2. Being aggrieved by the said order this application has been filed for setting aside the said order of learned Chief Judicial Magistrate, Malda and consequently to allow the prayer of the petitioner for statutory bail in view of the settled principle of law.

3. Learned senior Counsel Mr. Basu appearing on behalf of the petitioner contended that the investigating agency acted in material illegality in filing such successive applications before the learned Chief Judicial Magistrate, Malda only in order to keep the petitioner behind the bar to feed fat their grudge against the petitioner who is a reputed businessman of the locality. It is submitted that the petitioner was arrested on 17th September, 2017 in connection with Kaliachak police station case No. 05 of 2016 dated 3rd January, 2016 and thereafter the petitioner was taken into police custody. Some interested persons of the locality helped the police in such arrest of the petitioner and thereafter with the help of those persons the house of the petitioner was ransacked in the dead hours of night and some Fake Indian Currency Notes were planted in the house of the petitioner so as to make him liable for having possession of such fake Indian Currency Notes. In connection with the subsequent case being Kaliachak police station case No. 636 of 2016 the petitioner was arrested for the offence under Section 489B/489C of the Indian Penal Code. Learned senior Counsel Mr. Basu further contended that the order for extension of the period of investigation passed by learned Chief Judicial Magistrate is illegal since no such prayer was submitted before the learned Chief Judicial magistrate by the Public Prosecutor but learned Chief Judicial Magistrate considered the prayer of the investigating officer only, which is contrary to law. Learned Advocate Mr. Ayan basu appearing on behalf of the State drew the attention of the Court at page 102 of the application where from it transpired that the Public Prosecutor had filed an application for extending the statutory period from 90 days to 180 days. The order passed by learned Chief Judicial Magistrate may be reproduced below:-

"Beyond the accused person a written objection has been filed for political gain he has been kept in J/C.

▬▬▬▬▬▬▬▬▬▬

# GIVEN REQUEST 1
Do the statements (a), (b) and (c) agree with the bail passage? Answer yes or no for each, and quote the words of the passage that settle it.
(a) According to the petitioner's counsel, the petitioner was arrested on 17th September, 2017.
(b) The Public Prosecutor's application sought to extend the statutory period from 90 days to 120 days.
(c) In the subsequent case, the petitioner was arrested for offences under Section 489B/489C of the Indian Penal Code.
# GIVEN REQUEST 2
Extract a span of the bail passage word for word. Begin at the words "2. Being aggrieved" and stop after the words "principle of law.".

▬▬▬▬▬▬▬▬▬▬

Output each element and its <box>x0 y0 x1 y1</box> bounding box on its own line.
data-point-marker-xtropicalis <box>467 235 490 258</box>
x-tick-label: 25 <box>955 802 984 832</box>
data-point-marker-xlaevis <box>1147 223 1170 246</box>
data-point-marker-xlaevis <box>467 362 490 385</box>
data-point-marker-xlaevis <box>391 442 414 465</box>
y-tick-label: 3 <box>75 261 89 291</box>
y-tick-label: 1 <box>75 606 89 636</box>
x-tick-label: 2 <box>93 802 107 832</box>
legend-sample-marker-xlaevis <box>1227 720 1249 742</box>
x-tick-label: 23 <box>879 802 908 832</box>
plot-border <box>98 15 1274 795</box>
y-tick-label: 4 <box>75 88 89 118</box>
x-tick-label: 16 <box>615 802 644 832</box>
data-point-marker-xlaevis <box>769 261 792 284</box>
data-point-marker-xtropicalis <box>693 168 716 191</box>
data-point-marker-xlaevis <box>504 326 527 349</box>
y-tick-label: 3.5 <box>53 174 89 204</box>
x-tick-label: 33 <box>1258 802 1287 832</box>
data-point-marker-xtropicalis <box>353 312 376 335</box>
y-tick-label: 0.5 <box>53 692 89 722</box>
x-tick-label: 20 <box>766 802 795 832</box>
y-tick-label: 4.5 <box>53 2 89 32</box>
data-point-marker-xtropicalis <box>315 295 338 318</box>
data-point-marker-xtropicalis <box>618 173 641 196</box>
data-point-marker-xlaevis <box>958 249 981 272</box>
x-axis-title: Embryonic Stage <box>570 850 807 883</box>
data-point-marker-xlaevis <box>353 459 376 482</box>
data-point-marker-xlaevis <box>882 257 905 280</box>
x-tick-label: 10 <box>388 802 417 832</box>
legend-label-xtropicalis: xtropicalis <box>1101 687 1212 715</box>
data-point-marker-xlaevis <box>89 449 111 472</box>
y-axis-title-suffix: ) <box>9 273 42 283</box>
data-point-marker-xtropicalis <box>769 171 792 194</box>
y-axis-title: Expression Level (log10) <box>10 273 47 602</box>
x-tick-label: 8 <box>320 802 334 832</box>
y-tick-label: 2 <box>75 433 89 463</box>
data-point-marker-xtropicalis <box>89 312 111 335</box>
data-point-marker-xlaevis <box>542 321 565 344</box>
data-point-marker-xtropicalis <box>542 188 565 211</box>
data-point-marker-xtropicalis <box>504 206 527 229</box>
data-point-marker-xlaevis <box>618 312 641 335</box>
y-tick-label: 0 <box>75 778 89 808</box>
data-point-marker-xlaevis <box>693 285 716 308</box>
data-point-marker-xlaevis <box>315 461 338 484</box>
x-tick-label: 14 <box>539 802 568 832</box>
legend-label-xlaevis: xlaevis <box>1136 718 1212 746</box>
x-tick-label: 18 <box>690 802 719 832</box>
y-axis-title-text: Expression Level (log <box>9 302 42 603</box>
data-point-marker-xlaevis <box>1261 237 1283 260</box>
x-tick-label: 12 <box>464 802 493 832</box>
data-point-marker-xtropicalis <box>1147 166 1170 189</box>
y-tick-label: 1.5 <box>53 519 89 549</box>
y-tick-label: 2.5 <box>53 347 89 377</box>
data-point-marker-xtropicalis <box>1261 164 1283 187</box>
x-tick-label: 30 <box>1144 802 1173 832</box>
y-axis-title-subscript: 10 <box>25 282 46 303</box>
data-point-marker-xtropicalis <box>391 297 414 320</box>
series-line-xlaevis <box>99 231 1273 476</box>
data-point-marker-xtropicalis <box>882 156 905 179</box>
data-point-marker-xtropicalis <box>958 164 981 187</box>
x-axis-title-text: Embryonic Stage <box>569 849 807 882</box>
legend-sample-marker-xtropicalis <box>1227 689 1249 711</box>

▬▬▬▬▬▬▬▬▬▬

# CORRECT RESULT 1
(a) Yes: "the petitioner was arrested on 17th September, 2017"
(b) No: "the Public Prosecutor had filed an application for extending the statutory period from 90 days to 180 days"
(c) Yes: "the petitioner was arrested for the offence under Section 489B/489C of the Indian Penal Code"

# CORRECT RESULT 2
2. Being aggrieved by the said order this application has been filed for setting aside the said order of learned Chief Judicial Magistrate, Malda and consequently to allow the prayer of the petitioner for statutory bail in view of the settled principle of law.